* BEGIN *

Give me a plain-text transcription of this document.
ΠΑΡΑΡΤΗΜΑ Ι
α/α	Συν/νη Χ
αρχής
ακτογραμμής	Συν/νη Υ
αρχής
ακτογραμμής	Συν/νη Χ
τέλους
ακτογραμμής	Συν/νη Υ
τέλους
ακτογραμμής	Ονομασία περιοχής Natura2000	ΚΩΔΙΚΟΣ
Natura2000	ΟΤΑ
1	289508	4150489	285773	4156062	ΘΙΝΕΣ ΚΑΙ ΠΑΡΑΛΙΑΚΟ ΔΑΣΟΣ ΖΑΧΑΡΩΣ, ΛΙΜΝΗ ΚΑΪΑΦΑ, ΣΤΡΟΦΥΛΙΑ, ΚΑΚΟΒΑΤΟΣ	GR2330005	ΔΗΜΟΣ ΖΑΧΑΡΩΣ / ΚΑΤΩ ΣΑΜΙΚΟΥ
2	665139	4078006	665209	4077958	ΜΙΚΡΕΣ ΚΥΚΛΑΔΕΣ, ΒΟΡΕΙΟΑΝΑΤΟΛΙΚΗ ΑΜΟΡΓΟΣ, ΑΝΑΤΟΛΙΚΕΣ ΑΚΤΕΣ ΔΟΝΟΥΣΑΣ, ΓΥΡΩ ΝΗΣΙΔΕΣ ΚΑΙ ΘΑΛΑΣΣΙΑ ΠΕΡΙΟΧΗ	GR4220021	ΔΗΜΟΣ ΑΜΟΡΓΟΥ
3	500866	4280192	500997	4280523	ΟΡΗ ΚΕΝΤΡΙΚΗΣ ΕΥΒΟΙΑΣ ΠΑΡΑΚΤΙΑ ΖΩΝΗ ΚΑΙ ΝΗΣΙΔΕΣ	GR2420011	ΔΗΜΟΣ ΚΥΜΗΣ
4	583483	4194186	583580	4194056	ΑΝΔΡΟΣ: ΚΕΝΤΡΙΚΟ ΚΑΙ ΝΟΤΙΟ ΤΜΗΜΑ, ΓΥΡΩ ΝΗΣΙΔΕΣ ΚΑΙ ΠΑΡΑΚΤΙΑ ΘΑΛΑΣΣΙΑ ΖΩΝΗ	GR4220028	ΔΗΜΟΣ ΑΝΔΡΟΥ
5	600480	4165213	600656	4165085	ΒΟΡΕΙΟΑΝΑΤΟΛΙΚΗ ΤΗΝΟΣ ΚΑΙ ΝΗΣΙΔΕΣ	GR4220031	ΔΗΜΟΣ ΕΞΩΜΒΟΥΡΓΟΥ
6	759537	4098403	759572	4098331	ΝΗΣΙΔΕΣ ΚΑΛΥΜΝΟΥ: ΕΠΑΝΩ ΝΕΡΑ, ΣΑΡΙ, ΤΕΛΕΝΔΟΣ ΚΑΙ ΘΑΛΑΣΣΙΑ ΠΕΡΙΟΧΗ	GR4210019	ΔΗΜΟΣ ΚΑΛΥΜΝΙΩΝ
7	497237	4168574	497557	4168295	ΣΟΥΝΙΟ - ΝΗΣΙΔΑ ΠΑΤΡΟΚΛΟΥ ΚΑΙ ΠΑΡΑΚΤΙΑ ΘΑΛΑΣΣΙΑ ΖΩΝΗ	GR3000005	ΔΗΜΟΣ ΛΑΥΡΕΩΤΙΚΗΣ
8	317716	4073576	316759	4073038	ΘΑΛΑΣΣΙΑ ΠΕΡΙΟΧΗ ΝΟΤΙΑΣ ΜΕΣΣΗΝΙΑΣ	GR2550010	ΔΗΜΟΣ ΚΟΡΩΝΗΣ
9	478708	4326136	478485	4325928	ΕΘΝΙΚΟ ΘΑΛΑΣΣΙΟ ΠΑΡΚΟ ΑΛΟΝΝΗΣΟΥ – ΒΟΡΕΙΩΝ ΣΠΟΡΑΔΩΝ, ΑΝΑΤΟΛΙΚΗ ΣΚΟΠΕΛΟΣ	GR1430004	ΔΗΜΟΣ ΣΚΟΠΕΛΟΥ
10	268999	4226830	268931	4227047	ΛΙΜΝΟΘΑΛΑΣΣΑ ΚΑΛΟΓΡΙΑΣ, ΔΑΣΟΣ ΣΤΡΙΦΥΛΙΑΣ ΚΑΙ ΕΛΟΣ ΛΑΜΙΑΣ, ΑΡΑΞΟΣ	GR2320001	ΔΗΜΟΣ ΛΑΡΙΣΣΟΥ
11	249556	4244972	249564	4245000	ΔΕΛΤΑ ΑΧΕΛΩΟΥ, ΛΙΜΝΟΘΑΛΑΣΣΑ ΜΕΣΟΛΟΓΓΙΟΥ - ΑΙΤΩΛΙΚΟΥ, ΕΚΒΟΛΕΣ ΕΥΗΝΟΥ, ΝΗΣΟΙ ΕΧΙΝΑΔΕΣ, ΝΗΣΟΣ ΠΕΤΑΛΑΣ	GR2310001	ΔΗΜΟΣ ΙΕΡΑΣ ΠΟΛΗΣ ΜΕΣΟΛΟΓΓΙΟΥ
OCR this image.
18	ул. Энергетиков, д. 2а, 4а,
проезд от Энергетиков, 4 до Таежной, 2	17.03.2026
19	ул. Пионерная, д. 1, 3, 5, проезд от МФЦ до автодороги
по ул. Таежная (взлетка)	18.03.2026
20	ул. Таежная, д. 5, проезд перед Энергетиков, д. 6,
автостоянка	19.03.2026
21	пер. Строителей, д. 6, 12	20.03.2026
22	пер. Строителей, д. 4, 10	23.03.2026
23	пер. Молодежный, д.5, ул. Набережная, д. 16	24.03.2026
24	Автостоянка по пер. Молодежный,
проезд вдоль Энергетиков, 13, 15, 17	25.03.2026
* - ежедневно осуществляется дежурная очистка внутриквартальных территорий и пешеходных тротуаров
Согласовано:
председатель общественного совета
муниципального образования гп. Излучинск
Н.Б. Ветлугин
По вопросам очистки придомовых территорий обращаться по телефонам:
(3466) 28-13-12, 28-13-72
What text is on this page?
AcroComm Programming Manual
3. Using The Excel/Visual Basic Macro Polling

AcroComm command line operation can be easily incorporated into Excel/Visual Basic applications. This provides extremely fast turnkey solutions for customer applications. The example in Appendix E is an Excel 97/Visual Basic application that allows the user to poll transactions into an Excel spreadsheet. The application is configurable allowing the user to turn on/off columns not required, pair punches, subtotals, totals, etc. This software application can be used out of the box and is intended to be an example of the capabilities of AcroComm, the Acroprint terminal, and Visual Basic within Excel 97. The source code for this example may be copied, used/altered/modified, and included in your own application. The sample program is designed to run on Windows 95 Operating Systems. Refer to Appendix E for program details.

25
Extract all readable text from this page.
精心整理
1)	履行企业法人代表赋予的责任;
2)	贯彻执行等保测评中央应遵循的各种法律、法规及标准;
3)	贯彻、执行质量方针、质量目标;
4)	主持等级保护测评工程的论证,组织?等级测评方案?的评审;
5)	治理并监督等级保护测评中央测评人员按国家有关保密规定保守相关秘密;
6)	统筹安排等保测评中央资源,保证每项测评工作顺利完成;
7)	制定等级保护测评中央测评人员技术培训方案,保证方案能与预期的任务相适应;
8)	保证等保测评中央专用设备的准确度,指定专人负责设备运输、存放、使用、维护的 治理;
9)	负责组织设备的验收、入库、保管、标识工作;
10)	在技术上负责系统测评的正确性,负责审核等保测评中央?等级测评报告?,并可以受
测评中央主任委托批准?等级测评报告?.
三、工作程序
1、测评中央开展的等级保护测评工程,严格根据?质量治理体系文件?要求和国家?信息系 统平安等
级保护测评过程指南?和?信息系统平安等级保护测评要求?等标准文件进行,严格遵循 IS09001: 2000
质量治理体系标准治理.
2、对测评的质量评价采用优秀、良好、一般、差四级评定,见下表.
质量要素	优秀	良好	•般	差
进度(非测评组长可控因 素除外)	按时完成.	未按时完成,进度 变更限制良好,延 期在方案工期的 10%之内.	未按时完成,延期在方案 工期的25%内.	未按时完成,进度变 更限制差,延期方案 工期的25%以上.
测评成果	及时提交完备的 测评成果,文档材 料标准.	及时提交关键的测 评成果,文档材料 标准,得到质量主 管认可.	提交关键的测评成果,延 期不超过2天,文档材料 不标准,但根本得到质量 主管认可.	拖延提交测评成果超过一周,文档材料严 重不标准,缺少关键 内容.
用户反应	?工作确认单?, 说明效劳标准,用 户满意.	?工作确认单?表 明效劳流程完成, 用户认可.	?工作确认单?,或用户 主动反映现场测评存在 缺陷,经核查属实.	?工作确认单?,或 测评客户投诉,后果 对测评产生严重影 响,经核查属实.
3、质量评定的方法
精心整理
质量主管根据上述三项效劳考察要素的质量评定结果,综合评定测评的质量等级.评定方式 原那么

* END *

▶ **To be done**: Show all lines from the data above in which the word "page" appears.

▶ **Written answer**:
What text is on this page?
Extract all readable text from this page.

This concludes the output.